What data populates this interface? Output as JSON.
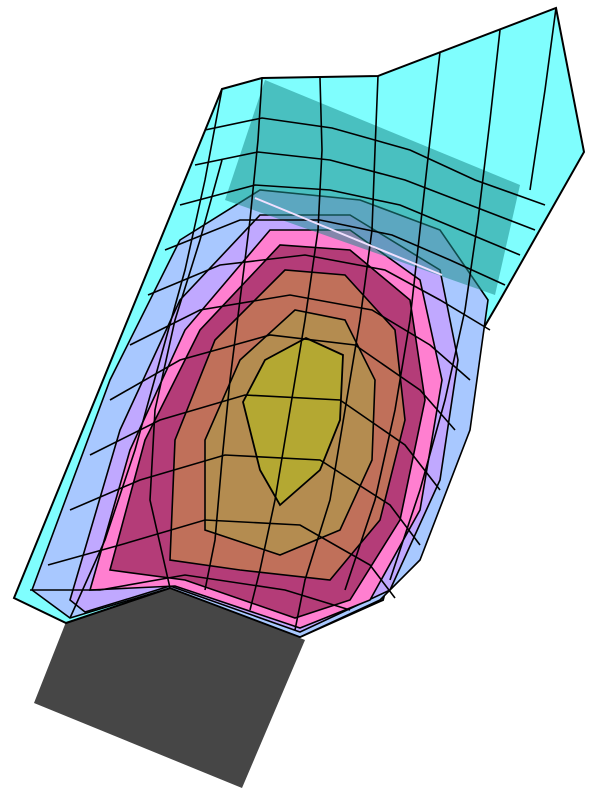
{
  "figure": {
    "description_free": true,
    "colors": {
      "background": "#ffffff",
      "base_block": "#464646",
      "outer_zone": "#7ffefe",
      "zone_2": "#a8c8ff",
      "zone_3": "#c0a8ff",
      "zone_4": "#ff7fd0",
      "zone_5": "#b43c78",
      "zone_6": "#c0705a",
      "zone_7": "#b48c50",
      "core_zone": "#b4a832",
      "band_overlay": "#1e8c8c",
      "mesh_line": "#000000"
    },
    "icons": [
      "contour-mesh",
      "base-block"
    ]
  }
}
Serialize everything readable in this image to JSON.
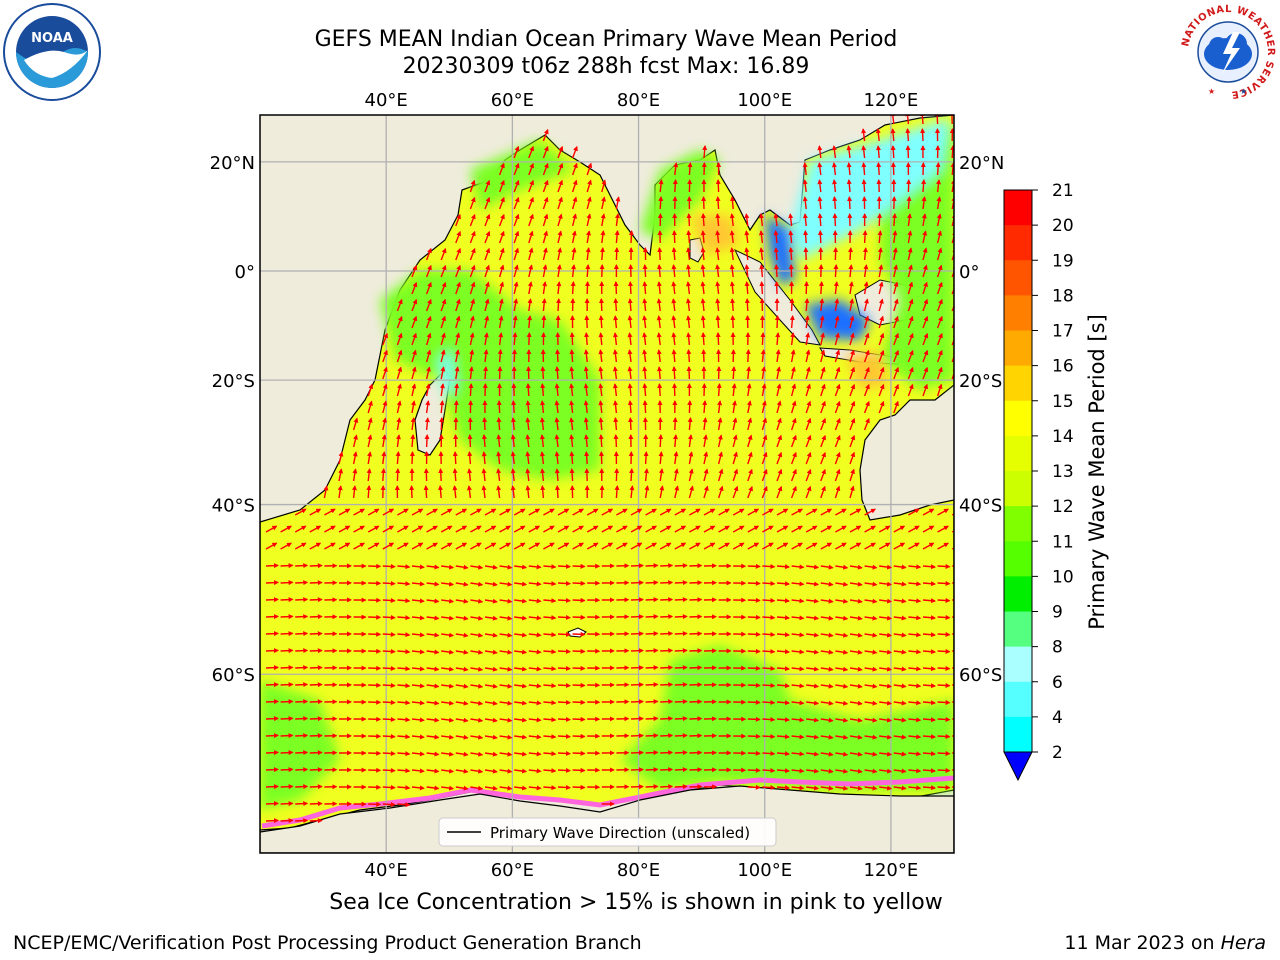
{
  "title": {
    "line1": "GEFS MEAN Indian Ocean Primary Wave Mean Period",
    "line2": "20230309 t06z 288h fcst   Max: 16.89"
  },
  "axes": {
    "lon_labels": [
      "40°E",
      "60°E",
      "80°E",
      "100°E",
      "120°E"
    ],
    "lon_values": [
      40,
      60,
      80,
      100,
      120
    ],
    "lat_labels": [
      "20°N",
      "0°",
      "20°S",
      "40°S",
      "60°S"
    ],
    "lat_values": [
      20,
      0,
      -20,
      -40,
      -60
    ],
    "lon_range": [
      20,
      130
    ],
    "lat_range": [
      -73,
      28
    ],
    "grid": true
  },
  "legend": {
    "line_label": "Primary Wave Direction (unscaled)",
    "placement": "bottom-center"
  },
  "colorbar": {
    "label": "Primary Wave Mean Period [s]",
    "ticks": [
      "21",
      "20",
      "19",
      "18",
      "17",
      "16",
      "15",
      "14",
      "13",
      "12",
      "11",
      "10",
      "9",
      "8",
      "6",
      "4",
      "2"
    ],
    "colors": [
      "#ff0000",
      "#ff2a00",
      "#ff5500",
      "#ff7f00",
      "#ffaa00",
      "#ffd400",
      "#ffff00",
      "#e6ff00",
      "#ccff00",
      "#80ff00",
      "#55ff00",
      "#00ee00",
      "#55ff80",
      "#aaffff",
      "#55ffff",
      "#00ffff",
      "#00aaff",
      "#0000ff"
    ],
    "extend": "min"
  },
  "colors": {
    "land": "#efecdc",
    "ocean_main": "#f0ff20",
    "ocean_green": "#7cff20",
    "ocean_cyan": "#80ffff",
    "ocean_blue": "#1e6fff",
    "ocean_orange": "#ffc830",
    "arrow": "#ff0000",
    "ice": "#ff66dd"
  },
  "note": "Sea Ice Concentration > 15% is shown in pink to yellow",
  "footer": {
    "left": "NCEP/EMC/Verification Post Processing Product Generation Branch",
    "right_prefix": "11 Mar 2023 on ",
    "right_machine": "Hera"
  },
  "logos": {
    "left": "noaa-logo",
    "right": "national-weather-service-logo",
    "nws_text": "NATIONAL WEATHER SERVICE"
  }
}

--------------------

» **EXERCISE INSTRUCTIONS**:
In your copy, leave out the pictures and reproduce the material above exactly.

» **IN RESPONSE**:
What data populates this interface? Output as JSON.
{
  "figure": {
    "description_free": true,
    "colors": {
      "background": "#ffffff",
      "base_block": "#464646",
      "outer_zone": "#7ffefe",
      "zone_2": "#a8c8ff",
      "zone_3": "#c0a8ff",
      "zone_4": "#ff7fd0",
      "zone_5": "#b43c78",
      "zone_6": "#c0705a",
      "zone_7": "#b48c50",
      "core_zone": "#b4a832",
      "band_overlay": "#1e8c8c",
      "mesh_line": "#000000"
    },
    "icons": [
      "contour-mesh",
      "base-block"
    ]
  }
}
Serialize everything readable in this image to JSON.
{
  "title": {
    "line1": "GEFS MEAN Indian Ocean Primary Wave Mean Period",
    "line2": "20230309 t06z 288h fcst   Max: 16.89"
  },
  "axes": {
    "lon_labels": [
      "40°E",
      "60°E",
      "80°E",
      "100°E",
      "120°E"
    ],
    "lon_values": [
      40,
      60,
      80,
      100,
      120
    ],
    "lat_labels": [
      "20°N",
      "0°",
      "20°S",
      "40°S",
      "60°S"
    ],
    "lat_values": [
      20,
      0,
      -20,
      -40,
      -60
    ],
    "lon_range": [
      20,
      130
    ],
    "lat_range": [
      -73,
      28
    ],
    "grid": true
  },
  "legend": {
    "line_label": "Primary Wave Direction (unscaled)",
    "placement": "bottom-center"
  },
  "colorbar": {
    "label": "Primary Wave Mean Period [s]",
    "ticks": [
      "21",
      "20",
      "19",
      "18",
      "17",
      "16",
      "15",
      "14",
      "13",
      "12",
      "11",
      "10",
      "9",
      "8",
      "6",
      "4",
      "2"
    ],
    "colors": [
      "#ff0000",
      "#ff2a00",
      "#ff5500",
      "#ff7f00",
      "#ffaa00",
      "#ffd400",
      "#ffff00",
      "#e6ff00",
      "#ccff00",
      "#80ff00",
      "#55ff00",
      "#00ee00",
      "#55ff80",
      "#aaffff",
      "#55ffff",
      "#00ffff",
      "#00aaff",
      "#0000ff"
    ],
    "extend": "min"
  },
  "colors": {
    "land": "#efecdc",
    "ocean_main": "#f0ff20",
    "ocean_green": "#7cff20",
    "ocean_cyan": "#80ffff",
    "ocean_blue": "#1e6fff",
    "ocean_orange": "#ffc830",
    "arrow": "#ff0000",
    "ice": "#ff66dd"
  },
  "note": "Sea Ice Concentration > 15% is shown in pink to yellow",
  "footer": {
    "left": "NCEP/EMC/Verification Post Processing Product Generation Branch",
    "right_prefix": "11 Mar 2023 on ",
    "right_machine": "Hera"
  },
  "logos": {
    "left": "noaa-logo",
    "right": "national-weather-service-logo",
    "nws_text": "NATIONAL WEATHER SERVICE"
  }
}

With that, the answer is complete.